> _Instruction_
Filter the records below for the word "camera". Copy each line that holds it.

> _Extracted entries_
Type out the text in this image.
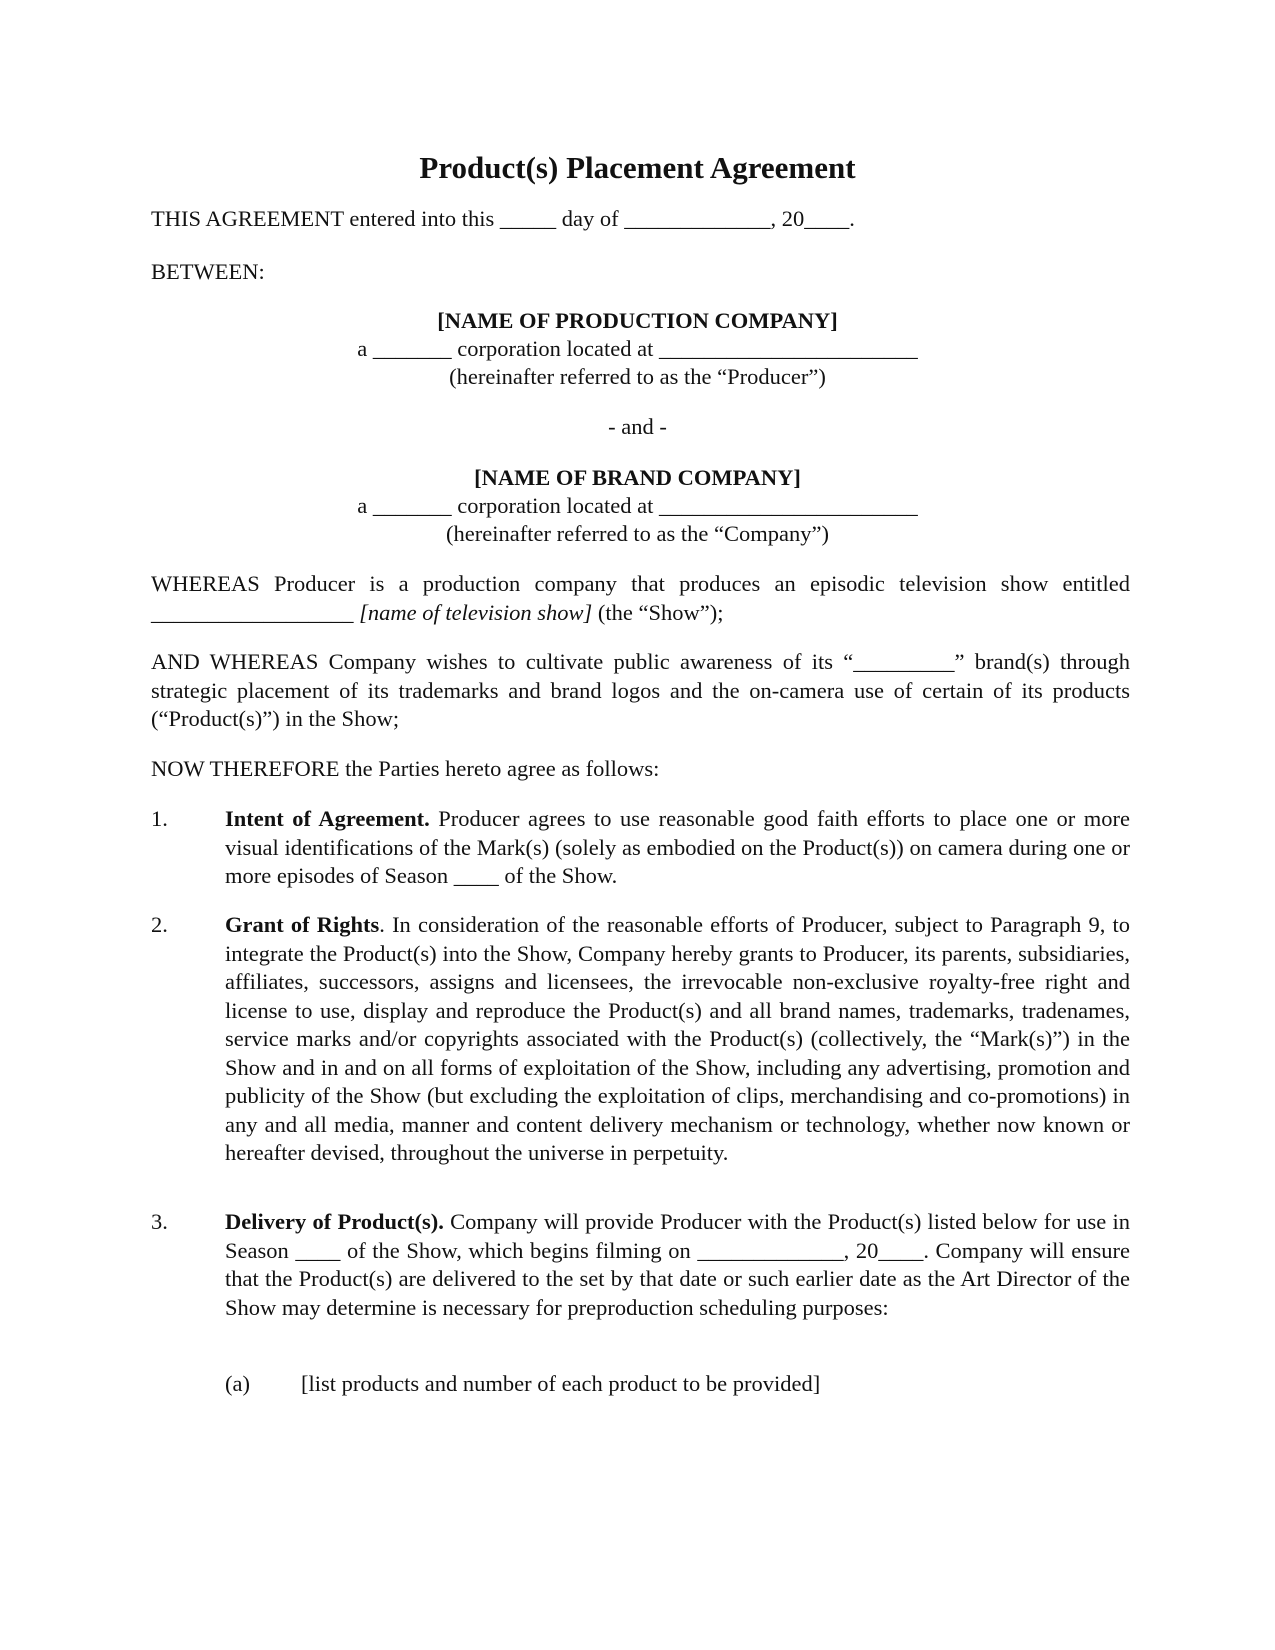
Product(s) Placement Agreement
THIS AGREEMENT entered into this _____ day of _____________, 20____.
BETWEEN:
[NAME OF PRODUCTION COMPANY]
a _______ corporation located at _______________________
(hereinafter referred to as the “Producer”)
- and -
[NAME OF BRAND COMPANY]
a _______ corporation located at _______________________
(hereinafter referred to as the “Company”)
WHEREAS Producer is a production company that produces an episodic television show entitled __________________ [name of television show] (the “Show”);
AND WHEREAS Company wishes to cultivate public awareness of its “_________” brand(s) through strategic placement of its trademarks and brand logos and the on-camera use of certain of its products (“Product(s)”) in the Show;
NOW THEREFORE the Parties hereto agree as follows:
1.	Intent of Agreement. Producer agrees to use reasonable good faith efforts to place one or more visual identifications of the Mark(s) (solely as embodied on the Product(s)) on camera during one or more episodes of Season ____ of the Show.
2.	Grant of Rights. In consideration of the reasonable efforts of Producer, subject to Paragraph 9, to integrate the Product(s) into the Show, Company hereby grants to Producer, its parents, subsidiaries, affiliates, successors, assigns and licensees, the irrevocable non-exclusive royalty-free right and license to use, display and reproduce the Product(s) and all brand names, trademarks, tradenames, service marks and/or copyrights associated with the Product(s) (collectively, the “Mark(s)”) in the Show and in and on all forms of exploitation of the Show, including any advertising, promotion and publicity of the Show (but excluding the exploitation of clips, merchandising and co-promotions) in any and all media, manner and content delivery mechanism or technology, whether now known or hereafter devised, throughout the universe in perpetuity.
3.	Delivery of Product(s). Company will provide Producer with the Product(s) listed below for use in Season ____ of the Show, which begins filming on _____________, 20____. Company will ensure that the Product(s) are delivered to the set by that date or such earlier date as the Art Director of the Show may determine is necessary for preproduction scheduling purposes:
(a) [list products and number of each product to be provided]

--

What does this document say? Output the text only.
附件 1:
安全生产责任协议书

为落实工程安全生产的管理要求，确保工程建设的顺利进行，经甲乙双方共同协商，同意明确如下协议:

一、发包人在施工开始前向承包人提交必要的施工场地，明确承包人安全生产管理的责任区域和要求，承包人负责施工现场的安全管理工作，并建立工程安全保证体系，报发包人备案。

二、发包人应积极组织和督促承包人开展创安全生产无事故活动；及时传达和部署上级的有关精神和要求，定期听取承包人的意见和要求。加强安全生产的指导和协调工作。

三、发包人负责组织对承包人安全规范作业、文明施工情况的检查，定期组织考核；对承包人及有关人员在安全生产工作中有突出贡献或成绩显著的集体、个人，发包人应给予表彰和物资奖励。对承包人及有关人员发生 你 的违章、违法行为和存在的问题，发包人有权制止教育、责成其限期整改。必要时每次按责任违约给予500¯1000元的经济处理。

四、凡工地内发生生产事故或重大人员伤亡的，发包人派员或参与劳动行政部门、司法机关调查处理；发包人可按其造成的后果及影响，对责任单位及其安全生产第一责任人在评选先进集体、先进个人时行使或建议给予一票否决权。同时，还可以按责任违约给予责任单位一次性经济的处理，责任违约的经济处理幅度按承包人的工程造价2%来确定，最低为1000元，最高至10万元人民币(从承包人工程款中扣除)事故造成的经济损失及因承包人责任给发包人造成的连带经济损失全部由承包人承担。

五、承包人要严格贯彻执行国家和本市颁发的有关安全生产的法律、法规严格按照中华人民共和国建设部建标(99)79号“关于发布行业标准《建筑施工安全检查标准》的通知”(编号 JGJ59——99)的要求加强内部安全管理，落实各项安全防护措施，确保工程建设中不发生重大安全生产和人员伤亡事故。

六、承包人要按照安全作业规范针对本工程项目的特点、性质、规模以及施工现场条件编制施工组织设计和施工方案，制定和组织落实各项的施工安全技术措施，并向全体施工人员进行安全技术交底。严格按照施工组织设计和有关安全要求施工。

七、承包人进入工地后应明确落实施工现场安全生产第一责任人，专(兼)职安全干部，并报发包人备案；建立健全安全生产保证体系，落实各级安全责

--

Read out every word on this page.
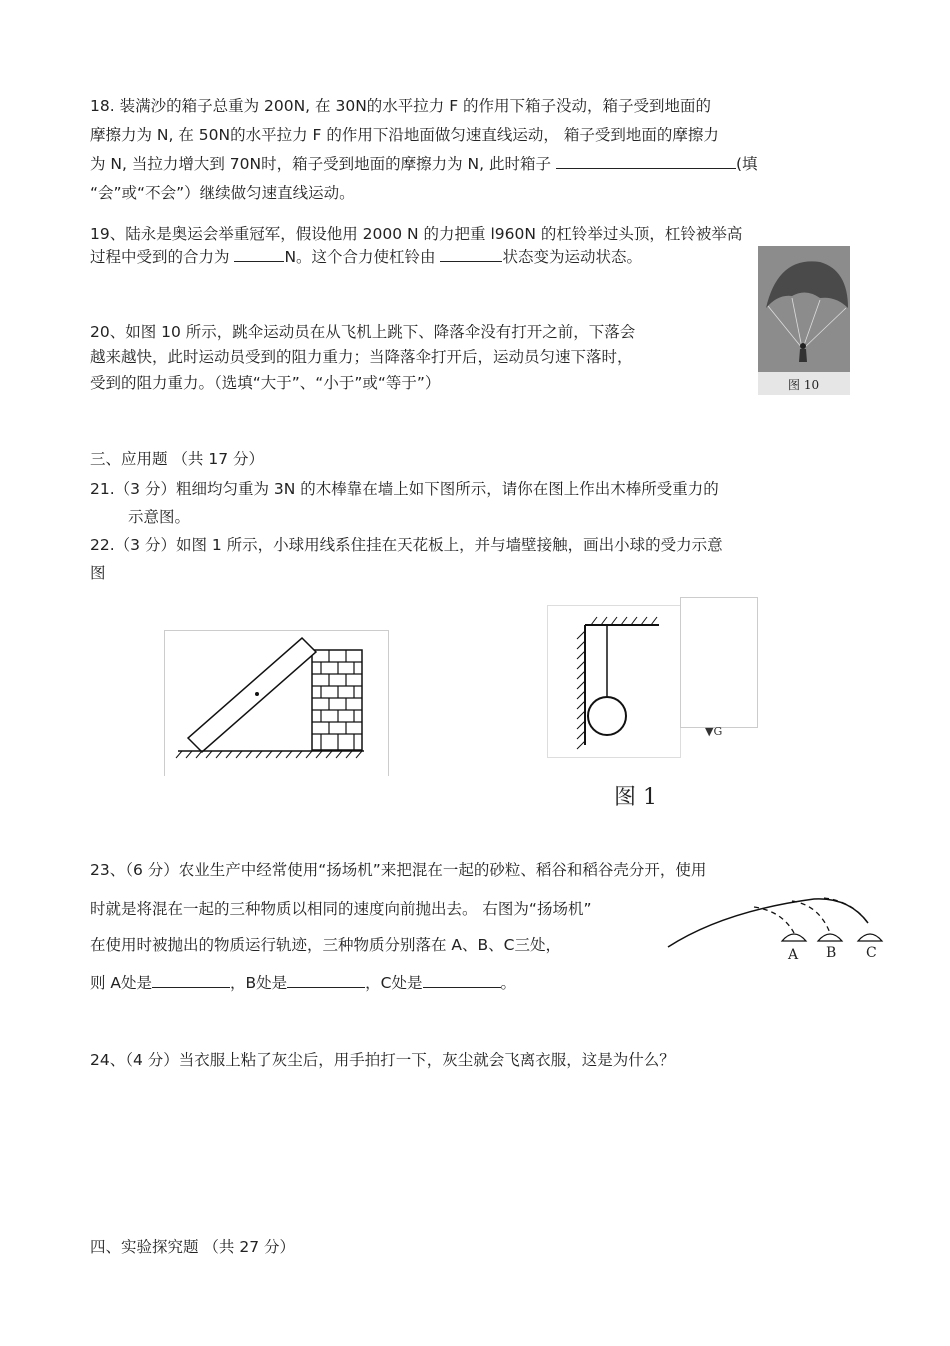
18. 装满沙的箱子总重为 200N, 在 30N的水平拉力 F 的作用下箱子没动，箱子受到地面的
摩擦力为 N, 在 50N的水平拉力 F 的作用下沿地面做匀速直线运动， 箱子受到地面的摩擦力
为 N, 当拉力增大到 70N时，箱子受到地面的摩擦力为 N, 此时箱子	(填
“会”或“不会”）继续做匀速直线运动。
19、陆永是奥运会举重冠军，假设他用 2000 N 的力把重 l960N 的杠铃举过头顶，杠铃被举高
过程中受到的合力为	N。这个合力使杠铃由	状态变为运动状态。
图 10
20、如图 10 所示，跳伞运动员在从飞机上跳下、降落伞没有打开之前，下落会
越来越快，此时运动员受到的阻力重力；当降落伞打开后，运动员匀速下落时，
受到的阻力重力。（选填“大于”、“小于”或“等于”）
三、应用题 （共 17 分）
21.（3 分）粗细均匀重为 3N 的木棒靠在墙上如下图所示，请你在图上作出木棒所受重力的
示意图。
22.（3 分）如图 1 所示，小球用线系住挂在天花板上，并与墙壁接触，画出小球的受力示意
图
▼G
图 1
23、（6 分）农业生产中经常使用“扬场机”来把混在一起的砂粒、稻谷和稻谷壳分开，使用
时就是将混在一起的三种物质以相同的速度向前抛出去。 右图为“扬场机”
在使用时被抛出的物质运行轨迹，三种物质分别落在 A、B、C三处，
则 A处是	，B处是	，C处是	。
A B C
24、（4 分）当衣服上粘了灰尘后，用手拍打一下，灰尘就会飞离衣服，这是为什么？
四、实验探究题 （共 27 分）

> _Task answer_
AND WHEREAS Company wishes to cultivate public awareness of its “_________” brand(s) through strategic placement of its trademarks and brand logos and the on-camera use of certain of its products (“Product(s)”) in the Show;
1.	Intent of Agreement. Producer agrees to use reasonable good faith efforts to place one or more visual identifications of the Mark(s) (solely as embodied on the Product(s)) on camera during one or more episodes of Season ____ of the Show.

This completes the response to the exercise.